EXERCISE DESCRIPTION -
What is the count of lines that hold the word "name"? Give only the number.

RECORDED DATA -
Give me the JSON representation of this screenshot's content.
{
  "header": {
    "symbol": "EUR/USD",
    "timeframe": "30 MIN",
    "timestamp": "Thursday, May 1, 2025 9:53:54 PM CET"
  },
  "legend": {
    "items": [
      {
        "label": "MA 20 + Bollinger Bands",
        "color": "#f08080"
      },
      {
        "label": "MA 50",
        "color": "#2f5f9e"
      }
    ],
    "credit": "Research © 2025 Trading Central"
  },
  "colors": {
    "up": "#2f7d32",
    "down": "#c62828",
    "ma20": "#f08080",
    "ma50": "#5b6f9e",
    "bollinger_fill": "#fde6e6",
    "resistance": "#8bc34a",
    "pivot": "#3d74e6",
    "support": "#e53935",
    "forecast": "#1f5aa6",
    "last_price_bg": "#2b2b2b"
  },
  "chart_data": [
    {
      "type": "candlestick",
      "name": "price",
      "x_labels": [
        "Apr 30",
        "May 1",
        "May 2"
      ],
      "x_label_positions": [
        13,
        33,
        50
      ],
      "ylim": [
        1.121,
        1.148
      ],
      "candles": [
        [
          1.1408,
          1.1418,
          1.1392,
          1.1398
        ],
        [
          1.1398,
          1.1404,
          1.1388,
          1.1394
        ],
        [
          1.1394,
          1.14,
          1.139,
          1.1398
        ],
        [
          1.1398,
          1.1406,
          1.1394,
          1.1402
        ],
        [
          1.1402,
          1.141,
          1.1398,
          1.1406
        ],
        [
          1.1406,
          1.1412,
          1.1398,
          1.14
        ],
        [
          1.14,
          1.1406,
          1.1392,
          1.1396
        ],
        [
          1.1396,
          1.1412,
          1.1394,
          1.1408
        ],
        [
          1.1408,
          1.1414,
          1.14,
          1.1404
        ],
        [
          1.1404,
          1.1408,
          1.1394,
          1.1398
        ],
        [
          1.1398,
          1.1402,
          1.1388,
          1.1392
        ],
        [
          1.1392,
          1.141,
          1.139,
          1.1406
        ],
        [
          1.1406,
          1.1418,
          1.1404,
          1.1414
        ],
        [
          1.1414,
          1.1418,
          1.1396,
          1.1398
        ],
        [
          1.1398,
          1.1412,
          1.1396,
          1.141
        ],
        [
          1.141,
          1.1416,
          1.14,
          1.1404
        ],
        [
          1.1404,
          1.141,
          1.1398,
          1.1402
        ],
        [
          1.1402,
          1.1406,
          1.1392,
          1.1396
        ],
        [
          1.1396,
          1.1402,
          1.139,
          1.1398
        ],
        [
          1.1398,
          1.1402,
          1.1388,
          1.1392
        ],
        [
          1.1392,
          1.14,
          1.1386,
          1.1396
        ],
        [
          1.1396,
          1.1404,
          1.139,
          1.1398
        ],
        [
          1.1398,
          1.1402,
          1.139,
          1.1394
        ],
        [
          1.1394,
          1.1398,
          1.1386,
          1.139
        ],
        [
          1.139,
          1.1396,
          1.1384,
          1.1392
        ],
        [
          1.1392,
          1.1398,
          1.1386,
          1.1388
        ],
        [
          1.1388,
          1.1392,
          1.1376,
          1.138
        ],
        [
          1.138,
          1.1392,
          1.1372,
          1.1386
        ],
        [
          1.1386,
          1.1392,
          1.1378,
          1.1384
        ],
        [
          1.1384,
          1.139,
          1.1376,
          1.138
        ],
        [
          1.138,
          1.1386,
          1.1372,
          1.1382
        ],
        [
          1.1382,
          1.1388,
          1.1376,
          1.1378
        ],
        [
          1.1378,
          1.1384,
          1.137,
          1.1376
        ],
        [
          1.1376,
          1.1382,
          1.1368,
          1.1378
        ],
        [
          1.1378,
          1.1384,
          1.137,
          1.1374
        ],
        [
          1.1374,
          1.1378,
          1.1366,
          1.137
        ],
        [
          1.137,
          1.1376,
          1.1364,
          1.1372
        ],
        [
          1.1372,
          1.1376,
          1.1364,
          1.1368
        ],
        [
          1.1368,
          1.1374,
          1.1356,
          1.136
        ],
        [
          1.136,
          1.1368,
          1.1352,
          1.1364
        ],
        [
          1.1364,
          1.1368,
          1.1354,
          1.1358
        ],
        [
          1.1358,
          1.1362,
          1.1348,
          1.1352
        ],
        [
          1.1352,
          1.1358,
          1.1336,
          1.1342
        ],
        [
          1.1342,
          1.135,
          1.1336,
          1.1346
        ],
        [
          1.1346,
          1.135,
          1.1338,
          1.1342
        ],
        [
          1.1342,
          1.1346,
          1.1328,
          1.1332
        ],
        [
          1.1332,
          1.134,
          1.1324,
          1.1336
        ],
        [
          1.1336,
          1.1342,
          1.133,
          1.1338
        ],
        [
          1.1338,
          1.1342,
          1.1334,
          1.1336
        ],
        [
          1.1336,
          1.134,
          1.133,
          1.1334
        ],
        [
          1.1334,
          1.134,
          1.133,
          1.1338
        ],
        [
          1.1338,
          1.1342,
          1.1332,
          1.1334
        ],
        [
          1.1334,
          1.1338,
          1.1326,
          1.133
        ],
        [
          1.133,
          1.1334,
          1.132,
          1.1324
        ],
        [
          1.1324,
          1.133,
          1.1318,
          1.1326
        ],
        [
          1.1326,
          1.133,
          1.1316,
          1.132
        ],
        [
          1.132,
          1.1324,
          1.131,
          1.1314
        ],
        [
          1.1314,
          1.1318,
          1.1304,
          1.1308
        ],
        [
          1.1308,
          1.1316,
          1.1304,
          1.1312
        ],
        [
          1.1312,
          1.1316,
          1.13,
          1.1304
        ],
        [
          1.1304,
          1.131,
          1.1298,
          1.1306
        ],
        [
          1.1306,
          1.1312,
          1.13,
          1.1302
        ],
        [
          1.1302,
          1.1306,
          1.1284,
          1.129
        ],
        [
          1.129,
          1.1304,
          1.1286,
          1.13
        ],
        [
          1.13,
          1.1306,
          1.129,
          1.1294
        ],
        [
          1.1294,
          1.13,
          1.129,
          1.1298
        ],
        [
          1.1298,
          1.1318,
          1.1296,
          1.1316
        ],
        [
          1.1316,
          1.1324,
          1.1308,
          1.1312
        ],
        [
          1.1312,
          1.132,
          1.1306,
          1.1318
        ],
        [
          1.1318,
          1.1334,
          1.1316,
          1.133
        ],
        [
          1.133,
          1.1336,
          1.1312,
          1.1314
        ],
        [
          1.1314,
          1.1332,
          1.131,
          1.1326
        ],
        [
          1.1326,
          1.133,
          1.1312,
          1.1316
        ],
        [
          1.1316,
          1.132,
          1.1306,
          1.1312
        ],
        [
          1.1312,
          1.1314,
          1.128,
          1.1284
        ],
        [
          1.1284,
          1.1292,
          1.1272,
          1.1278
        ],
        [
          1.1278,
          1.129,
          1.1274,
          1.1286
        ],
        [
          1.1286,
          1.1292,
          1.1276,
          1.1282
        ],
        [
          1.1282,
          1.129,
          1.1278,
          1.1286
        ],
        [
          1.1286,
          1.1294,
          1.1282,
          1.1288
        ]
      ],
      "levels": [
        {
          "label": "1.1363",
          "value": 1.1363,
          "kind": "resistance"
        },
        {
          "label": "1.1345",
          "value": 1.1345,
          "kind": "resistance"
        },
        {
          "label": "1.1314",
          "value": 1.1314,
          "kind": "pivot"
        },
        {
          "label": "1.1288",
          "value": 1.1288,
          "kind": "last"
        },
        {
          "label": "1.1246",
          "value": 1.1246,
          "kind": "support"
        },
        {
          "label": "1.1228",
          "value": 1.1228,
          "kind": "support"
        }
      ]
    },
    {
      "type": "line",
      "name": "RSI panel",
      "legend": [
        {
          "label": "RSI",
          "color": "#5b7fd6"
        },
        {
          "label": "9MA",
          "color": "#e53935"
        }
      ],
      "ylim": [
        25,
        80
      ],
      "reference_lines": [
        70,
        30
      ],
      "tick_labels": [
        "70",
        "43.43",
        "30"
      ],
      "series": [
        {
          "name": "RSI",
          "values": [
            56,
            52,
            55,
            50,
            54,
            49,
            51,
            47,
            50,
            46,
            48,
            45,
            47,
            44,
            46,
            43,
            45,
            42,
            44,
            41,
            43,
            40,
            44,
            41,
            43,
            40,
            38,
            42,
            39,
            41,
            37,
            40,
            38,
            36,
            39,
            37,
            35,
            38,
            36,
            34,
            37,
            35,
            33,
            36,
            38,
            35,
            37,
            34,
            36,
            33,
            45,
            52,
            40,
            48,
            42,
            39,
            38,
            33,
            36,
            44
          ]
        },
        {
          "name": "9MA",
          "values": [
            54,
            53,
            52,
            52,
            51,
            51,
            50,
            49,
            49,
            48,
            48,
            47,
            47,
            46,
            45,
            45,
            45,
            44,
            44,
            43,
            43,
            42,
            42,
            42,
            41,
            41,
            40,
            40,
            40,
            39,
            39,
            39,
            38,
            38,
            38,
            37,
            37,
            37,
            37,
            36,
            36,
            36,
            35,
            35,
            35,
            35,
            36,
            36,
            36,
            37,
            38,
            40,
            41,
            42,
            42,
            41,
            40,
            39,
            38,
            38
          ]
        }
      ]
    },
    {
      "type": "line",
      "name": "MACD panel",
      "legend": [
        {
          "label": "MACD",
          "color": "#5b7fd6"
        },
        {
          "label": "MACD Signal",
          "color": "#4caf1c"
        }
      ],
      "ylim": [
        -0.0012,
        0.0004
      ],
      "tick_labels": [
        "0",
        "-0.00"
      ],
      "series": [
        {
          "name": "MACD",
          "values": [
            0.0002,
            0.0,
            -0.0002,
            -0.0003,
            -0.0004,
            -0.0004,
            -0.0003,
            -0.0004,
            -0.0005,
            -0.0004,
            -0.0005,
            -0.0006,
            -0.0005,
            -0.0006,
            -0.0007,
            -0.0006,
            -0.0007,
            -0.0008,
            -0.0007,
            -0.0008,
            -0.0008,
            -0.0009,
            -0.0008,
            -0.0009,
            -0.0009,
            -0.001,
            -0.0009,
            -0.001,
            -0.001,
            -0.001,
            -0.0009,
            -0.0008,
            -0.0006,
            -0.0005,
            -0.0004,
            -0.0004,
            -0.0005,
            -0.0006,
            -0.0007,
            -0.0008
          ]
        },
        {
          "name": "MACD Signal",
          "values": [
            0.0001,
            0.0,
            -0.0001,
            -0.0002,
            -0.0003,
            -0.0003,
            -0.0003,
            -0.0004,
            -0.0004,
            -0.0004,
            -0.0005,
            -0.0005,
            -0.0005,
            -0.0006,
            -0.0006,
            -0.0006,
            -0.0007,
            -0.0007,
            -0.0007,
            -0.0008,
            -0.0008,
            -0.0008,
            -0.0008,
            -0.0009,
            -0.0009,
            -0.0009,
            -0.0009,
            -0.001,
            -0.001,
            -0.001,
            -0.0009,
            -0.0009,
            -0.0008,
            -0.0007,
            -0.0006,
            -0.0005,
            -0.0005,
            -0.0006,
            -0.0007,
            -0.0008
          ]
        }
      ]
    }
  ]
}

SOLUTION -
7